### [GIVEN EXERCISE]
Look through the records that follow. Copy every line containing the word "resistance".

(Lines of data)
------------------------

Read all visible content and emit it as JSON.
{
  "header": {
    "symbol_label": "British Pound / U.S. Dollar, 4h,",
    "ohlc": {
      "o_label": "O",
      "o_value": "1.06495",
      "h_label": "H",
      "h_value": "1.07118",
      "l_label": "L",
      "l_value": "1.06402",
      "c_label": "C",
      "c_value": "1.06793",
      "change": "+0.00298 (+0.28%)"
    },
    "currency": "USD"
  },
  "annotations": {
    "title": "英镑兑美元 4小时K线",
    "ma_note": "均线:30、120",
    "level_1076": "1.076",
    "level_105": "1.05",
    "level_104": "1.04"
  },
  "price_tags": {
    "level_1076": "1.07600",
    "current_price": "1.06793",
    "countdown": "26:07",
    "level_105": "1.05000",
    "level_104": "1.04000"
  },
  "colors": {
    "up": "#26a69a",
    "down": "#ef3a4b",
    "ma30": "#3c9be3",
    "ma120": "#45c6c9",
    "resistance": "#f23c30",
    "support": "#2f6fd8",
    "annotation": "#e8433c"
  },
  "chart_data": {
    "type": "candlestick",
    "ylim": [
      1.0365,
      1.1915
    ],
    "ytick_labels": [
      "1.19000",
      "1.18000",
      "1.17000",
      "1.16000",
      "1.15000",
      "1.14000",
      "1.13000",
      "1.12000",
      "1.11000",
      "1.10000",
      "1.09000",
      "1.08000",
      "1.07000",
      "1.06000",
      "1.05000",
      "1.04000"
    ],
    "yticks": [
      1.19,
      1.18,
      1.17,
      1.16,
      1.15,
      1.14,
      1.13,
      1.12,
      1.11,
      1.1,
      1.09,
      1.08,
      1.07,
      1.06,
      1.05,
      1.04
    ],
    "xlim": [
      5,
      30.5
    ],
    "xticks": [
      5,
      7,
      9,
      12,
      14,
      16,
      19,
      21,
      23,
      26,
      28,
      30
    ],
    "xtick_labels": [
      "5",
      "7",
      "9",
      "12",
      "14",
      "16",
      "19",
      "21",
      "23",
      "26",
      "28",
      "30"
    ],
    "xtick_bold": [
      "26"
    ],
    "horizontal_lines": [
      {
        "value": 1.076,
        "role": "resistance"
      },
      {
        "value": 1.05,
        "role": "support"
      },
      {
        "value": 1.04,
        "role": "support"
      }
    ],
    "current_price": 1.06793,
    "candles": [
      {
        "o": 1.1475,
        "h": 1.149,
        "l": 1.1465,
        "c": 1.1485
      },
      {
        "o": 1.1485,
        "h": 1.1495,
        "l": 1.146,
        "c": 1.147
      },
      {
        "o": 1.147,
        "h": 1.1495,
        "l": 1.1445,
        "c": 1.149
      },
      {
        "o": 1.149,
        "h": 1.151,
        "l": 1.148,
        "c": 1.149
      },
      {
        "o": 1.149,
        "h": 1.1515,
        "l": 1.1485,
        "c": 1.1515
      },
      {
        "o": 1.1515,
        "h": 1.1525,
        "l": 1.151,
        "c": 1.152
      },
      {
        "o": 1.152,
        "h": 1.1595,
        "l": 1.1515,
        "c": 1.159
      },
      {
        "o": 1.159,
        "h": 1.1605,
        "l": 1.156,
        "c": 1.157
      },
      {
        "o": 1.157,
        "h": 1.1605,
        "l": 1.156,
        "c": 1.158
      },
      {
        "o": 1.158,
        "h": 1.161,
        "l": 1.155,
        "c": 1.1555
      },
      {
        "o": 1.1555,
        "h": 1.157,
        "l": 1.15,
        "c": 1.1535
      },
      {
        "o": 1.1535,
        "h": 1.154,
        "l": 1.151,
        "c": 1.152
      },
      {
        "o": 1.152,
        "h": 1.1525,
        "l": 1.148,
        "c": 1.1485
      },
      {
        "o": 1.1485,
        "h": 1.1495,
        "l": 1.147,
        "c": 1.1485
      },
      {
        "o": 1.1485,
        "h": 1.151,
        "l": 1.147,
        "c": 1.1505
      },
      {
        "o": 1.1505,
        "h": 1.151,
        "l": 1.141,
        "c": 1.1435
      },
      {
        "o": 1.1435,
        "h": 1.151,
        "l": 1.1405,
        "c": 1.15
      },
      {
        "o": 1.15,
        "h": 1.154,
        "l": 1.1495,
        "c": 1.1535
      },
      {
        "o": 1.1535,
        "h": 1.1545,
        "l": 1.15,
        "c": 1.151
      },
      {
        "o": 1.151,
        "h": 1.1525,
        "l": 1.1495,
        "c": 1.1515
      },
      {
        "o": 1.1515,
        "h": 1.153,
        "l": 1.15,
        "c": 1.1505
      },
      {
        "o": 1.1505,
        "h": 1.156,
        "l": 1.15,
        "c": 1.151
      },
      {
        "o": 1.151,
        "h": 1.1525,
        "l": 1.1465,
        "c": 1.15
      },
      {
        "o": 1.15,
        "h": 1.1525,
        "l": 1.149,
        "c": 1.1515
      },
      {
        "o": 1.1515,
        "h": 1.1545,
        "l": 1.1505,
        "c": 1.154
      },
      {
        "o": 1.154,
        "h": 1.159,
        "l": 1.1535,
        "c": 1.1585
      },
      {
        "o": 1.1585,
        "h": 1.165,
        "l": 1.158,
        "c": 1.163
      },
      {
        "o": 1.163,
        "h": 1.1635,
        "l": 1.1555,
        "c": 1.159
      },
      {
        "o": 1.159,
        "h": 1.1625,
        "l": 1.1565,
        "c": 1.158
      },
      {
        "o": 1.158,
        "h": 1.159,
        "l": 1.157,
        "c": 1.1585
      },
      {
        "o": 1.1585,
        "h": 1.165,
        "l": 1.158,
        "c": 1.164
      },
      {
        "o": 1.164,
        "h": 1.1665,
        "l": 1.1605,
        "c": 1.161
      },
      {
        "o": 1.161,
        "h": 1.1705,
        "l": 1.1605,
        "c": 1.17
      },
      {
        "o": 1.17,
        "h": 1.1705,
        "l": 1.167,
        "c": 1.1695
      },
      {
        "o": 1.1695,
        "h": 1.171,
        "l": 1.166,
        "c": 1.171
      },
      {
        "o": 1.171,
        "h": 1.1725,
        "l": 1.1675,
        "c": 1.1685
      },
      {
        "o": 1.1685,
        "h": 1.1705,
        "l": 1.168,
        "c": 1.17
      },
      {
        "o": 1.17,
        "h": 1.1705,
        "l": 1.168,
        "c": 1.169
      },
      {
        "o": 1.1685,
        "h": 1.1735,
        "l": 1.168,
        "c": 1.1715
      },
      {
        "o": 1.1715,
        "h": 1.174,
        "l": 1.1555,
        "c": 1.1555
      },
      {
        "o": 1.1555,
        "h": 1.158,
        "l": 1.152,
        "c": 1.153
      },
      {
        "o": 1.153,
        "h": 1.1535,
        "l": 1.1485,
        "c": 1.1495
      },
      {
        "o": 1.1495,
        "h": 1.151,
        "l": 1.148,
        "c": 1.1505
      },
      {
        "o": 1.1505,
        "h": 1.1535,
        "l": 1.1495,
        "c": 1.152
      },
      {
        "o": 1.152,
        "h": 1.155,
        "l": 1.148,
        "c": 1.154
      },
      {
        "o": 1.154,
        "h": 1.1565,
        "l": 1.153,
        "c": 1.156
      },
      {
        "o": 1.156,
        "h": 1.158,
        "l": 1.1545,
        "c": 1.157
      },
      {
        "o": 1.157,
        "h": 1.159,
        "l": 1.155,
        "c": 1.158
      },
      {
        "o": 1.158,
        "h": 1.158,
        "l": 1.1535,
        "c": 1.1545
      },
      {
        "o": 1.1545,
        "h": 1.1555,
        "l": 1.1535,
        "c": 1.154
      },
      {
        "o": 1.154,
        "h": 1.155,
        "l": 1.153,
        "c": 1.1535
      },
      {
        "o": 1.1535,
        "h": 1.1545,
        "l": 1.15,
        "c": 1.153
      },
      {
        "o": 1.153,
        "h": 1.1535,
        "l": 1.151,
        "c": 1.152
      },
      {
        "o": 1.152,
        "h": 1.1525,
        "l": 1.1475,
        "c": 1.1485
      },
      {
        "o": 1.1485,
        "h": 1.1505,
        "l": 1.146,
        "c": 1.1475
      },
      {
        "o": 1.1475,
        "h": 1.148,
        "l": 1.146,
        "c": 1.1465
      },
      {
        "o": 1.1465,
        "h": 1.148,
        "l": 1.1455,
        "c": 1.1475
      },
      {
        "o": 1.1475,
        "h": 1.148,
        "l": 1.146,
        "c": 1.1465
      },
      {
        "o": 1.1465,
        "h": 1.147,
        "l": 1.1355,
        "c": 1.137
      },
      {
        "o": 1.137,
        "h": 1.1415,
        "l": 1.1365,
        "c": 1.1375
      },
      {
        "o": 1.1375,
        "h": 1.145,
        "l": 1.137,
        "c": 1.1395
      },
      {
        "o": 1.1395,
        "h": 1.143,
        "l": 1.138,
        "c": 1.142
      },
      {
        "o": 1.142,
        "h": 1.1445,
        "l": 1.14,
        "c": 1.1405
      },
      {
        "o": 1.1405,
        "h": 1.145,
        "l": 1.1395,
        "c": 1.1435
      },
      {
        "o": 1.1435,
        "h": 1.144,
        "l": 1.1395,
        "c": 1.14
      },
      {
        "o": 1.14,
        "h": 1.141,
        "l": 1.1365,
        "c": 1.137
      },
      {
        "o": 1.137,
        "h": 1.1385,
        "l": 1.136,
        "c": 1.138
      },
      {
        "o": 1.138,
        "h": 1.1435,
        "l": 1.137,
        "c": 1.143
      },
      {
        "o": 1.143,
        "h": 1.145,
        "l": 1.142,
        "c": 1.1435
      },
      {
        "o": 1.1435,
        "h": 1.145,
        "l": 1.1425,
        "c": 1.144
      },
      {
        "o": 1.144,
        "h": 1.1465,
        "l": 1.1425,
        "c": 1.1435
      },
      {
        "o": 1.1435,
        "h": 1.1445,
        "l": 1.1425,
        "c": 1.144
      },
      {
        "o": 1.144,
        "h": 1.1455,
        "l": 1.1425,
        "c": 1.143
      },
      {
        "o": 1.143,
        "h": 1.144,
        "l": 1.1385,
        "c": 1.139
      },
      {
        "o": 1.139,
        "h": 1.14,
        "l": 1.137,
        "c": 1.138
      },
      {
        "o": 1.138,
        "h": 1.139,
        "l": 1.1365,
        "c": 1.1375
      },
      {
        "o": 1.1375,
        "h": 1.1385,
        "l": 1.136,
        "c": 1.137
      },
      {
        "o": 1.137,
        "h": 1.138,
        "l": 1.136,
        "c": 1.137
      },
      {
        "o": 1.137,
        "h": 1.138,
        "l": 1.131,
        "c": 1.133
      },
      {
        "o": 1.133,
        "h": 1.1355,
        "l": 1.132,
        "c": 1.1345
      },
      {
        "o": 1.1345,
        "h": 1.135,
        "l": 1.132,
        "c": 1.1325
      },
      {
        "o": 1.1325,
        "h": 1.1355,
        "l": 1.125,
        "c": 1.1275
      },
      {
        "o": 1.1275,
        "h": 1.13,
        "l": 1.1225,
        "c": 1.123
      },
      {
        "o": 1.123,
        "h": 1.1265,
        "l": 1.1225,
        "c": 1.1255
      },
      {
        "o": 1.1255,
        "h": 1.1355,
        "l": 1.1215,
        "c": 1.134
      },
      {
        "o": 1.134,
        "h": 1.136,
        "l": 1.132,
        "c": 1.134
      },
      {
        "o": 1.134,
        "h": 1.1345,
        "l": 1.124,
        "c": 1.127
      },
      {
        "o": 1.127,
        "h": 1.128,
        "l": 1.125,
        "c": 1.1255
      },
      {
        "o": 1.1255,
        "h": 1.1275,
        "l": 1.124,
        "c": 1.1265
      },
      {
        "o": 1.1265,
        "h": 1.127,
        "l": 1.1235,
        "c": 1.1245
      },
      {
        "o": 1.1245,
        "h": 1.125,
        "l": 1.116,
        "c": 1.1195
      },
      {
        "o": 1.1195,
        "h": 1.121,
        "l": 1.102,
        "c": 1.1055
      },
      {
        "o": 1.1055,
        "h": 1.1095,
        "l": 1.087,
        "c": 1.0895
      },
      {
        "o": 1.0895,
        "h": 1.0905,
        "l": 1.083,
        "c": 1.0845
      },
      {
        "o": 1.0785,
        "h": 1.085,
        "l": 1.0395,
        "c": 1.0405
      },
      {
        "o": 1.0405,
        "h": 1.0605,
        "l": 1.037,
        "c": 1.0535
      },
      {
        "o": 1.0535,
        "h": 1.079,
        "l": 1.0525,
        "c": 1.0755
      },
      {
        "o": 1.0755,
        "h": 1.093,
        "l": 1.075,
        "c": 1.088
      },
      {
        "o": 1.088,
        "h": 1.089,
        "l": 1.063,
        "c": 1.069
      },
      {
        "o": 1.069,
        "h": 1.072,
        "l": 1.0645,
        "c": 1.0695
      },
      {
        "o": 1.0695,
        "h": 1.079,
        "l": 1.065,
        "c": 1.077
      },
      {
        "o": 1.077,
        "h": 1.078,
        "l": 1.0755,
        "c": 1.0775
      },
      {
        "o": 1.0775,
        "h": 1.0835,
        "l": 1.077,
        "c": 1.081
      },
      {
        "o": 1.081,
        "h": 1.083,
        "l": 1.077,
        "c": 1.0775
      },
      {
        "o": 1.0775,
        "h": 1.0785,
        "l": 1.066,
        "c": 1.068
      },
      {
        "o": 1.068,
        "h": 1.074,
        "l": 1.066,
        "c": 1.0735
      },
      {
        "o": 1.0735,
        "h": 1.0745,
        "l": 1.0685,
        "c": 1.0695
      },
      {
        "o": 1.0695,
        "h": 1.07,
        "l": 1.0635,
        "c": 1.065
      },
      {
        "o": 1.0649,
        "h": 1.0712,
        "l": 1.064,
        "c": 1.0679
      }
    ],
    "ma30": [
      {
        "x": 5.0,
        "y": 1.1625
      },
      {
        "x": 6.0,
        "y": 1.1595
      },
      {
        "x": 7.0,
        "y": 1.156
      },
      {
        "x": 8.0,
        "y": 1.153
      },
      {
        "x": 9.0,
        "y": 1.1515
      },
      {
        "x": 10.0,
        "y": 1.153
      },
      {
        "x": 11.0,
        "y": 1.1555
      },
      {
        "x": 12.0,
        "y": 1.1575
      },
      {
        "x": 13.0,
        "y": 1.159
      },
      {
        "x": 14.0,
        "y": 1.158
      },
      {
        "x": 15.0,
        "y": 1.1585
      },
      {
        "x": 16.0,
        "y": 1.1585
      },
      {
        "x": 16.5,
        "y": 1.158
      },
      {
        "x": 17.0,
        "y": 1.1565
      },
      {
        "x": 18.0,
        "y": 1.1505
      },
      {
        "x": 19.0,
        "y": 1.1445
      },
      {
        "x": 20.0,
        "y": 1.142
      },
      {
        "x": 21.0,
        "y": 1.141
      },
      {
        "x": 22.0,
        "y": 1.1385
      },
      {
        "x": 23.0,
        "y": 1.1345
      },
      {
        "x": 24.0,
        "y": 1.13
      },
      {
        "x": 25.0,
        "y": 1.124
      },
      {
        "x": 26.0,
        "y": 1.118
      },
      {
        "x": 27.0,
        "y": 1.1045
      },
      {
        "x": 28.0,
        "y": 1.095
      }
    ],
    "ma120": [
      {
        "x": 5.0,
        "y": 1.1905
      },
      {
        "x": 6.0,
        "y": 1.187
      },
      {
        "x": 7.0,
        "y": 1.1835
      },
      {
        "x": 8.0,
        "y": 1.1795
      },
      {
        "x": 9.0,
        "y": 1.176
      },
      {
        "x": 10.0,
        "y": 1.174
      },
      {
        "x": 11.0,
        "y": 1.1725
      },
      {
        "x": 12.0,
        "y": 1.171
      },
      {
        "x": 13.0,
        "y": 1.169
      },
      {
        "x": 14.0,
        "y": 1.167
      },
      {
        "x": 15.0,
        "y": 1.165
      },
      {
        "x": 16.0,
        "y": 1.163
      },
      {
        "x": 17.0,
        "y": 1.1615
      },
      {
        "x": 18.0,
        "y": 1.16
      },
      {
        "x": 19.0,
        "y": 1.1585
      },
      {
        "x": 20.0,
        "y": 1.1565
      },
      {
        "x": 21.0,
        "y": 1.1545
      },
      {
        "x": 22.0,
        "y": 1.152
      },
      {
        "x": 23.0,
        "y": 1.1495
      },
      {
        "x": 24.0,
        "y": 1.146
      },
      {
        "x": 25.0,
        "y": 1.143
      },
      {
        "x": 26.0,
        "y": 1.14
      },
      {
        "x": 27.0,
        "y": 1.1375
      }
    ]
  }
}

------------------------

### [TASK RESULT]
    "resistance": "#f23c30",
        "role": "resistance"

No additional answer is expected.